TASK DESCRIPTION: Where a line in the listing contains the string "true", copy that line out.

PROVIDED RECORDS:
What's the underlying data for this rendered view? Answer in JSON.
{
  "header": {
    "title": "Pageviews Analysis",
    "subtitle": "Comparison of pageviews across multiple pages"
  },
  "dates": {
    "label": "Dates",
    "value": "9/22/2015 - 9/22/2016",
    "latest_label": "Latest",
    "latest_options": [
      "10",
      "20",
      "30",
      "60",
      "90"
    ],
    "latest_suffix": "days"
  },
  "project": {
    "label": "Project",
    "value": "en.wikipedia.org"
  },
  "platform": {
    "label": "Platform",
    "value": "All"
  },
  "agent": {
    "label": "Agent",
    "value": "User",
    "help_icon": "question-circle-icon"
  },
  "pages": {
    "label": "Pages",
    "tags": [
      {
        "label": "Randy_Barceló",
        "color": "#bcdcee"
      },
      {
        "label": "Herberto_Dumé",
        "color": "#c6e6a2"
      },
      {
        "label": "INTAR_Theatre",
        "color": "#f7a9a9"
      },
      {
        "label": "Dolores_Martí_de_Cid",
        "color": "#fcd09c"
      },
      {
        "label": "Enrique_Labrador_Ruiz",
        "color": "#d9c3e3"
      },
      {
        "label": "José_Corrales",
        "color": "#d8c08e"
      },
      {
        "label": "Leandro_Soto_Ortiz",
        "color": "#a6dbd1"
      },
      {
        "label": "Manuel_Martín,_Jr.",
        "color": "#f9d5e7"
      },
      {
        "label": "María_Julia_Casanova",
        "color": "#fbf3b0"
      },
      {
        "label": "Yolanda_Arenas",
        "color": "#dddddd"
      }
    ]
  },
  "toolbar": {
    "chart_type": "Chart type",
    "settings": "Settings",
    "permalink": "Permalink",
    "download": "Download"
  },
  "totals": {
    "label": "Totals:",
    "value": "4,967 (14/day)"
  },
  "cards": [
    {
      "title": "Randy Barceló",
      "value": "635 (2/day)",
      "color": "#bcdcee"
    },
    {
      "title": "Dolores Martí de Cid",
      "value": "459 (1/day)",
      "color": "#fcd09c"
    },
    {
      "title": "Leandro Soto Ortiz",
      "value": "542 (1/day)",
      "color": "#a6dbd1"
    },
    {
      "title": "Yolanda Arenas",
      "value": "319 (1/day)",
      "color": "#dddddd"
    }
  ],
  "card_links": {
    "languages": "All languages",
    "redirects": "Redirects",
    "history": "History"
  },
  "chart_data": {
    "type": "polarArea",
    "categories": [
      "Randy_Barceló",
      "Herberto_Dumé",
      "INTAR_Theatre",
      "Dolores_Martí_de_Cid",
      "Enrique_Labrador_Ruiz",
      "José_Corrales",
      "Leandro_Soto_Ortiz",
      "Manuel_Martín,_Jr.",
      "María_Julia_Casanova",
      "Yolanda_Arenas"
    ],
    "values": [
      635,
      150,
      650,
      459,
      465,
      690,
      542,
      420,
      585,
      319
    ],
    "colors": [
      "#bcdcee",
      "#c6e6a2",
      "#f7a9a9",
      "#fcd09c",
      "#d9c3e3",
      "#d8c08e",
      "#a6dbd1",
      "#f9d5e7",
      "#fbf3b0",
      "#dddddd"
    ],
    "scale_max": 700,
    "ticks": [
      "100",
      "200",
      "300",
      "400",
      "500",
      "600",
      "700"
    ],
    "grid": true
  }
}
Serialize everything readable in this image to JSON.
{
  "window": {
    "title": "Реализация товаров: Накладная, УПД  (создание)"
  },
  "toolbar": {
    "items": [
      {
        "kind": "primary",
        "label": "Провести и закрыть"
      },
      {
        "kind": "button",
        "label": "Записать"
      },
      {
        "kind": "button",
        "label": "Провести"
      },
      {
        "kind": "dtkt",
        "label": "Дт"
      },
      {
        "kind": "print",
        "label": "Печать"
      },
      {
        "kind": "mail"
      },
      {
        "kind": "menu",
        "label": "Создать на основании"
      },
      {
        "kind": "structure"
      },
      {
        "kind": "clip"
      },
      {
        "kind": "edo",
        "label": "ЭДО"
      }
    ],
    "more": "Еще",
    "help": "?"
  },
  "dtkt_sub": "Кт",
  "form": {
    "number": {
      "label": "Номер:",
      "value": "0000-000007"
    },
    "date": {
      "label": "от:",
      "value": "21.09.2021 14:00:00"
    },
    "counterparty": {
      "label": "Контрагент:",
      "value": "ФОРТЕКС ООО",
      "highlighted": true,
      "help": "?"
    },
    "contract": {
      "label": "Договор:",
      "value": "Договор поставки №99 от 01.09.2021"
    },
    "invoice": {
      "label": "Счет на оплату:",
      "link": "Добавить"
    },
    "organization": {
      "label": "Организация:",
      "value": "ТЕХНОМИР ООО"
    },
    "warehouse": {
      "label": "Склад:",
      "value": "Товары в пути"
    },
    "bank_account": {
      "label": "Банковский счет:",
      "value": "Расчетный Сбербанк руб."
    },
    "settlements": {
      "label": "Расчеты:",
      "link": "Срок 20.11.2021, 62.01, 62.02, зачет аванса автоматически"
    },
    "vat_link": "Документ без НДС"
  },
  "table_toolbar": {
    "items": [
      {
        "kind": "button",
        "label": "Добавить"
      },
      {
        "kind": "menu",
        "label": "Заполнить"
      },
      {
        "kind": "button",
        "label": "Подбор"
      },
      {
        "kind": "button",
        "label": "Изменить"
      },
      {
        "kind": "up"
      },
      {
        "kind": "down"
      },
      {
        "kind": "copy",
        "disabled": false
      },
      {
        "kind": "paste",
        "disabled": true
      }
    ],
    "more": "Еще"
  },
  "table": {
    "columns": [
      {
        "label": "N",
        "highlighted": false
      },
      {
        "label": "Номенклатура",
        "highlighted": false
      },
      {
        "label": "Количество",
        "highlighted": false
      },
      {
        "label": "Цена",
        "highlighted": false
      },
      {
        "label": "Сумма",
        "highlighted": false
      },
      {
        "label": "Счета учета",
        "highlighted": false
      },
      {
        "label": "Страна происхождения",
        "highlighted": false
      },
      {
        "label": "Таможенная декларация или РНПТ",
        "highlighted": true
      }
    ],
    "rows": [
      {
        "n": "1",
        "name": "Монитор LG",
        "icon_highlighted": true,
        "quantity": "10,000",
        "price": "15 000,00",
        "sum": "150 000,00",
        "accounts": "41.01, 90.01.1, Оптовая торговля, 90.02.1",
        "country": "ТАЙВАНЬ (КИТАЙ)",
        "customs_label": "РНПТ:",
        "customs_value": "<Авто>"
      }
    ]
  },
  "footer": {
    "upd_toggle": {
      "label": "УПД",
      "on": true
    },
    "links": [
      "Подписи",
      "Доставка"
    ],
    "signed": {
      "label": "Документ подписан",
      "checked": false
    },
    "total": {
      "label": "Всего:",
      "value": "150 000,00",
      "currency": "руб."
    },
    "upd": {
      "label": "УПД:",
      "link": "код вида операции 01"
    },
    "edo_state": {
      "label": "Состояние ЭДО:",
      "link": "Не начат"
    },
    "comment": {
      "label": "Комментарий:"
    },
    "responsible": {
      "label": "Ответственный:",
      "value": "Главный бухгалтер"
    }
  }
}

SOLUTION:
    "grid": true
      "highlighted": true,
        "disabled": true
        "highlighted": true
        "icon_highlighted": true,
      "on": true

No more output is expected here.